• [RECORDS FOR THIS EXERCISE]

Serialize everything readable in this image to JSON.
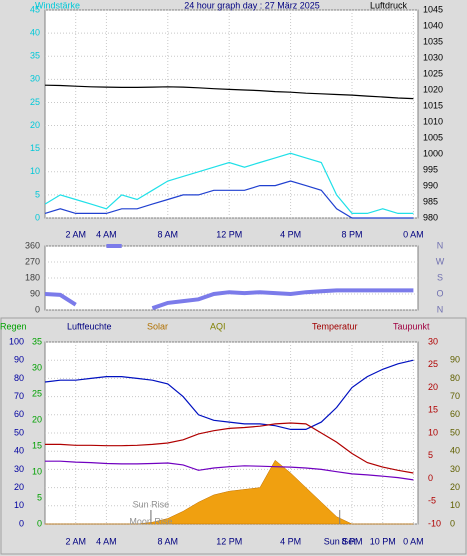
{
  "chart_data": [
    {
      "type": "line",
      "title": "24 hour graph day : 27 März 2025",
      "y_label": "Windstärke",
      "y2_label": "Luftdruck",
      "y_color": "#00c8d8",
      "y2_color": "#000000",
      "grid": true,
      "x": [
        0,
        1,
        2,
        3,
        4,
        5,
        6,
        7,
        8,
        9,
        10,
        11,
        12,
        13,
        14,
        15,
        16,
        17,
        18,
        19,
        20,
        21,
        22,
        23,
        24
      ],
      "xlim": [
        0,
        24.3
      ],
      "xticks": [
        {
          "value": 2,
          "label": "2 AM"
        },
        {
          "value": 4,
          "label": "4 AM"
        },
        {
          "value": 8,
          "label": "8 AM"
        },
        {
          "value": 12,
          "label": "12 PM"
        },
        {
          "value": 16,
          "label": "4 PM"
        },
        {
          "value": 20,
          "label": "8 PM"
        },
        {
          "value": 24,
          "label": "0 AM"
        }
      ],
      "ylim": [
        0,
        45
      ],
      "yticks": [
        0,
        5,
        10,
        15,
        20,
        25,
        30,
        35,
        40,
        45
      ],
      "y2lim": [
        980,
        1045
      ],
      "y2ticks": [
        980,
        985,
        990,
        995,
        1000,
        1005,
        1010,
        1015,
        1020,
        1025,
        1030,
        1035,
        1040,
        1045
      ],
      "series": [
        {
          "color": "#20e0e8",
          "axis": "y",
          "values": [
            3,
            5,
            4,
            3,
            2,
            5,
            4,
            6,
            8,
            9,
            10,
            11,
            12,
            11,
            12,
            13,
            14,
            13,
            12,
            5,
            1,
            1,
            2,
            1,
            1
          ]
        },
        {
          "color": "#2040d0",
          "axis": "y",
          "values": [
            1,
            2,
            1,
            1,
            1,
            2,
            2,
            3,
            4,
            5,
            5,
            6,
            6,
            6,
            7,
            7,
            8,
            7,
            6,
            2,
            0,
            0,
            0,
            0,
            0
          ]
        },
        {
          "color": "#000000",
          "axis": "y2",
          "values": [
            1021.5,
            1021.4,
            1021.2,
            1021,
            1020.9,
            1020.8,
            1020.8,
            1020.9,
            1021,
            1020.9,
            1020.7,
            1020.4,
            1020.2,
            1020,
            1019.8,
            1019.5,
            1019.3,
            1019,
            1018.8,
            1018.6,
            1018.4,
            1018.1,
            1017.8,
            1017.5,
            1017.3
          ]
        }
      ]
    },
    {
      "type": "line",
      "y_color": "#404040",
      "y2_color": "#7070b0",
      "grid": true,
      "x": [
        0,
        1,
        2,
        3,
        4,
        5,
        6,
        7,
        8,
        9,
        10,
        11,
        12,
        13,
        14,
        15,
        16,
        17,
        18,
        19,
        20,
        21,
        22,
        23,
        24
      ],
      "xlim": [
        0,
        24.3
      ],
      "ylim": [
        0,
        360
      ],
      "yticks": [
        0,
        90,
        180,
        270,
        360
      ],
      "y2lim": [
        0,
        360
      ],
      "y2ticks": [
        {
          "value": 0,
          "label": "N"
        },
        {
          "value": 90,
          "label": "O"
        },
        {
          "value": 180,
          "label": "S"
        },
        {
          "value": 270,
          "label": "W"
        },
        {
          "value": 360,
          "label": "N"
        }
      ],
      "series": [
        {
          "color": "#7b7bea",
          "axis": "y",
          "values": [
            90,
            85,
            30,
            null,
            360,
            360,
            null,
            10,
            40,
            50,
            60,
            90,
            100,
            95,
            100,
            95,
            90,
            100,
            105,
            110,
            110,
            110,
            110,
            110,
            110
          ]
        }
      ]
    },
    {
      "type": "line",
      "header_labels": [
        {
          "text": "Regen",
          "color": "#00a000"
        },
        {
          "text": "Luftfeuchte",
          "color": "#000080"
        },
        {
          "text": "Solar",
          "color": "#b07000"
        },
        {
          "text": "AQI",
          "color": "#808000"
        },
        {
          "text": "Temperatur",
          "color": "#a00000"
        },
        {
          "text": "Taupunkt",
          "color": "#a00040"
        }
      ],
      "y_color": "#0000a0",
      "y3_color": "#00a000",
      "y2_color": "#b00000",
      "y4_color": "#606000",
      "grid": true,
      "x": [
        0,
        1,
        2,
        3,
        4,
        5,
        6,
        7,
        8,
        9,
        10,
        11,
        12,
        13,
        14,
        15,
        16,
        17,
        18,
        19,
        20,
        21,
        22,
        23,
        24
      ],
      "xlim": [
        0,
        24.3
      ],
      "xticks": [
        {
          "value": 2,
          "label": "2 AM"
        },
        {
          "value": 4,
          "label": "4 AM"
        },
        {
          "value": 8,
          "label": "8 AM"
        },
        {
          "value": 12,
          "label": "12 PM"
        },
        {
          "value": 16,
          "label": "4 PM"
        },
        {
          "value": 20,
          "label": "8 PM"
        },
        {
          "value": 22,
          "label": "10 PM"
        },
        {
          "value": 24,
          "label": "0 AM"
        }
      ],
      "ylim": [
        0,
        100
      ],
      "yticks": [
        0,
        10,
        20,
        30,
        40,
        50,
        60,
        70,
        80,
        90,
        100
      ],
      "y3lim": [
        0,
        35
      ],
      "y3ticks": [
        0,
        5,
        10,
        15,
        20,
        25,
        30,
        35
      ],
      "y2lim": [
        -10,
        30
      ],
      "y2ticks": [
        -10,
        -5,
        0,
        5,
        10,
        15,
        20,
        25,
        30
      ],
      "y4lim": [
        0,
        100
      ],
      "y4ticks": [
        0,
        10,
        20,
        30,
        40,
        50,
        60,
        70,
        80,
        90
      ],
      "annotations": [
        {
          "text": "Sun Rise",
          "x": 6.9
        },
        {
          "text": "Moon Rise",
          "x": 6.9
        },
        {
          "text": "Sun Set",
          "x": 19.2
        }
      ],
      "series": [
        {
          "color": "#f0a010",
          "axis": "y4",
          "fill": true,
          "values": [
            0,
            0,
            0,
            0,
            0,
            0,
            0,
            1,
            3,
            7,
            12,
            16,
            18,
            19,
            20,
            35,
            28,
            20,
            12,
            4,
            0,
            0,
            0,
            0,
            0
          ]
        },
        {
          "color": "#0010c0",
          "axis": "y",
          "values": [
            78,
            79,
            79,
            80,
            81,
            81,
            80,
            79,
            77,
            70,
            60,
            57,
            56,
            55,
            55,
            54,
            52,
            52,
            56,
            64,
            75,
            81,
            85,
            88,
            90
          ]
        },
        {
          "color": "#b00000",
          "axis": "y2",
          "values": [
            7.5,
            7.5,
            7.3,
            7.3,
            7.2,
            7.2,
            7.3,
            7.5,
            7.8,
            8.5,
            9.8,
            10.5,
            11,
            11.2,
            11.5,
            12,
            12.2,
            12,
            10,
            8,
            5.5,
            3.5,
            2.5,
            1.8,
            1.2
          ]
        },
        {
          "color": "#7000c0",
          "axis": "y2",
          "values": [
            3.8,
            3.8,
            3.6,
            3.5,
            3.3,
            3.2,
            3.2,
            3.3,
            3.4,
            3,
            1.8,
            2.3,
            2.6,
            2.8,
            2.7,
            2.6,
            2.5,
            2.3,
            2,
            1.5,
            1,
            0.8,
            0.5,
            0.2,
            -0.3
          ]
        }
      ]
    }
  ]
}
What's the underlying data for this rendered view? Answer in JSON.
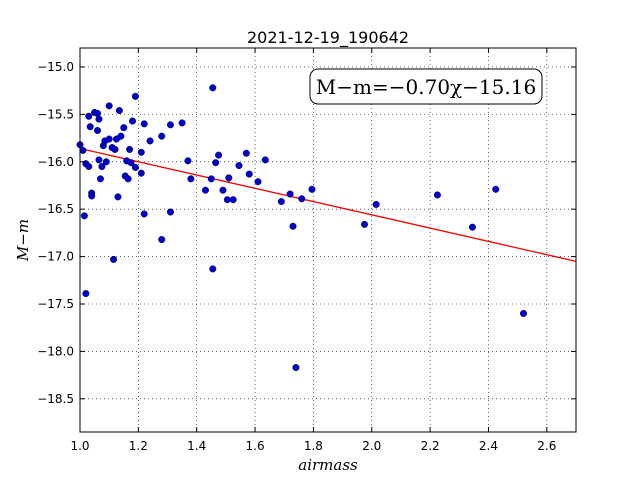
{
  "chart_data": {
    "type": "scatter",
    "title": "2021-12-19_190642",
    "xlabel": "airmass",
    "ylabel": "M−m",
    "xlim": [
      1.0,
      2.7
    ],
    "ylim": [
      -18.85,
      -14.8
    ],
    "y_inverted": true,
    "grid": true,
    "x_ticks": [
      1.0,
      1.2,
      1.4,
      1.6,
      1.8,
      2.0,
      2.2,
      2.4,
      2.6
    ],
    "x_tick_labels": [
      "1.0",
      "1.2",
      "1.4",
      "1.6",
      "1.8",
      "2.0",
      "2.2",
      "2.4",
      "2.6"
    ],
    "y_ticks": [
      -15.0,
      -15.5,
      -16.0,
      -16.5,
      -17.0,
      -17.5,
      -18.0,
      -18.5
    ],
    "y_tick_labels": [
      "−15.0",
      "−15.5",
      "−16.0",
      "−16.5",
      "−17.0",
      "−17.5",
      "−18.0",
      "−18.5"
    ],
    "annotation": "M−m=−0.70χ−15.16",
    "annotation_position": "top-right",
    "fit": {
      "slope": -0.7,
      "intercept": -15.16,
      "color": "#ff0000"
    },
    "marker_color": "#0000cc",
    "points": [
      [
        1.0,
        -15.82
      ],
      [
        1.01,
        -15.88
      ],
      [
        1.015,
        -16.57
      ],
      [
        1.02,
        -17.39
      ],
      [
        1.02,
        -16.02
      ],
      [
        1.03,
        -16.05
      ],
      [
        1.03,
        -15.52
      ],
      [
        1.035,
        -15.63
      ],
      [
        1.04,
        -16.33
      ],
      [
        1.04,
        -16.36
      ],
      [
        1.05,
        -15.48
      ],
      [
        1.06,
        -15.49
      ],
      [
        1.06,
        -15.67
      ],
      [
        1.065,
        -15.55
      ],
      [
        1.065,
        -15.98
      ],
      [
        1.07,
        -16.18
      ],
      [
        1.075,
        -16.05
      ],
      [
        1.08,
        -15.83
      ],
      [
        1.085,
        -15.78
      ],
      [
        1.09,
        -16.0
      ],
      [
        1.1,
        -15.41
      ],
      [
        1.1,
        -15.76
      ],
      [
        1.11,
        -15.85
      ],
      [
        1.115,
        -17.03
      ],
      [
        1.12,
        -15.87
      ],
      [
        1.125,
        -15.76
      ],
      [
        1.13,
        -16.37
      ],
      [
        1.135,
        -15.46
      ],
      [
        1.14,
        -15.73
      ],
      [
        1.15,
        -15.64
      ],
      [
        1.155,
        -16.15
      ],
      [
        1.16,
        -15.99
      ],
      [
        1.165,
        -16.18
      ],
      [
        1.17,
        -15.87
      ],
      [
        1.175,
        -16.01
      ],
      [
        1.18,
        -15.57
      ],
      [
        1.19,
        -15.31
      ],
      [
        1.19,
        -16.06
      ],
      [
        1.21,
        -16.12
      ],
      [
        1.21,
        -15.9
      ],
      [
        1.22,
        -15.6
      ],
      [
        1.22,
        -16.55
      ],
      [
        1.24,
        -15.78
      ],
      [
        1.28,
        -16.82
      ],
      [
        1.28,
        -15.73
      ],
      [
        1.31,
        -16.53
      ],
      [
        1.31,
        -15.61
      ],
      [
        1.35,
        -15.59
      ],
      [
        1.37,
        -15.99
      ],
      [
        1.38,
        -16.18
      ],
      [
        1.43,
        -16.3
      ],
      [
        1.45,
        -16.18
      ],
      [
        1.455,
        -17.13
      ],
      [
        1.455,
        -15.22
      ],
      [
        1.465,
        -16.01
      ],
      [
        1.475,
        -15.93
      ],
      [
        1.49,
        -16.3
      ],
      [
        1.505,
        -16.4
      ],
      [
        1.51,
        -16.17
      ],
      [
        1.525,
        -16.4
      ],
      [
        1.545,
        -16.04
      ],
      [
        1.57,
        -15.91
      ],
      [
        1.58,
        -16.13
      ],
      [
        1.61,
        -16.21
      ],
      [
        1.635,
        -15.98
      ],
      [
        1.69,
        -16.42
      ],
      [
        1.72,
        -16.34
      ],
      [
        1.73,
        -16.68
      ],
      [
        1.74,
        -18.17
      ],
      [
        1.76,
        -16.39
      ],
      [
        1.795,
        -16.29
      ],
      [
        1.975,
        -16.66
      ],
      [
        2.015,
        -16.45
      ],
      [
        2.225,
        -16.35
      ],
      [
        2.345,
        -16.69
      ],
      [
        2.425,
        -16.29
      ],
      [
        2.52,
        -17.6
      ]
    ]
  }
}
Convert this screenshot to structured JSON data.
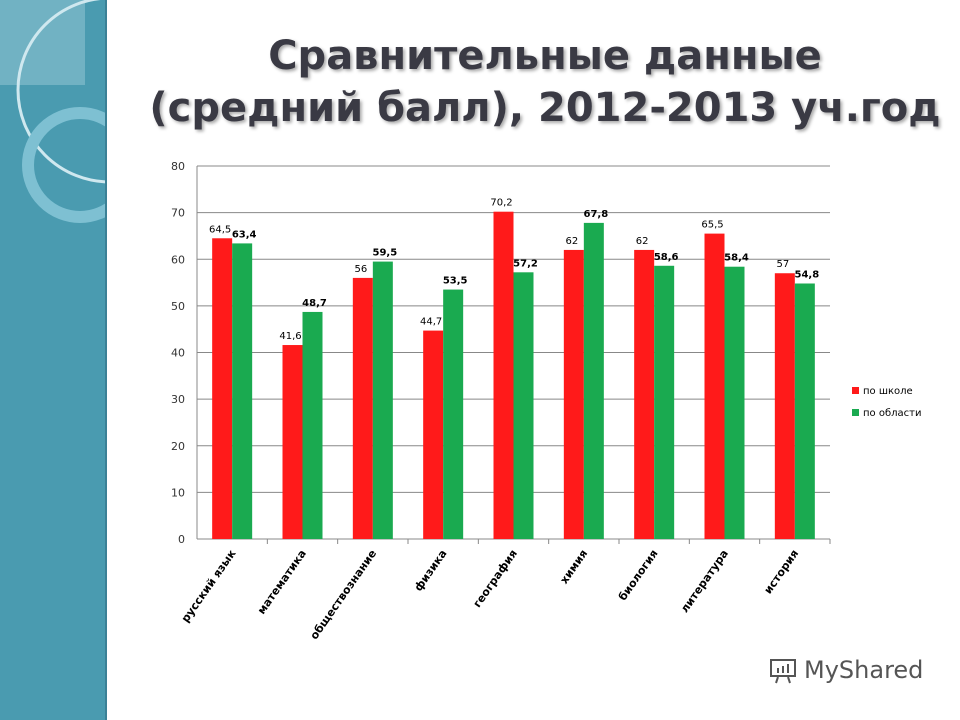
{
  "title_line1": "Сравнительные данные",
  "title_line2": "(средний балл), 2012-2013 уч.год",
  "watermark": "MyShared",
  "chart_data": {
    "type": "bar",
    "categories": [
      "русский язык",
      "математика",
      "обществознание",
      "физика",
      "география",
      "химия",
      "биология",
      "литература",
      "история"
    ],
    "series": [
      {
        "name": "по школе",
        "color": "#ff1a1a",
        "values": [
          64.5,
          41.6,
          56,
          44.7,
          70.2,
          62,
          62,
          65.5,
          57
        ],
        "labels": [
          "64,5",
          "41,6",
          "56",
          "44,7",
          "70,2",
          "62",
          "62",
          "65,5",
          "57"
        ]
      },
      {
        "name": "по области",
        "color": "#1aaa50",
        "values": [
          63.4,
          48.7,
          59.5,
          53.5,
          57.2,
          67.8,
          58.6,
          58.4,
          54.8
        ],
        "labels": [
          "63,4",
          "48,7",
          "59,5",
          "53,5",
          "57,2",
          "67,8",
          "58,6",
          "58,4",
          "54,8"
        ]
      }
    ],
    "ylim": [
      0,
      80
    ],
    "yticks": [
      0,
      10,
      20,
      30,
      40,
      50,
      60,
      70,
      80
    ],
    "grid": true,
    "legend": "right"
  }
}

• [STATED TASK] Report how many lines in the records above contain the word "JSON", giving only the number.

• [TASK SOLUTION] 3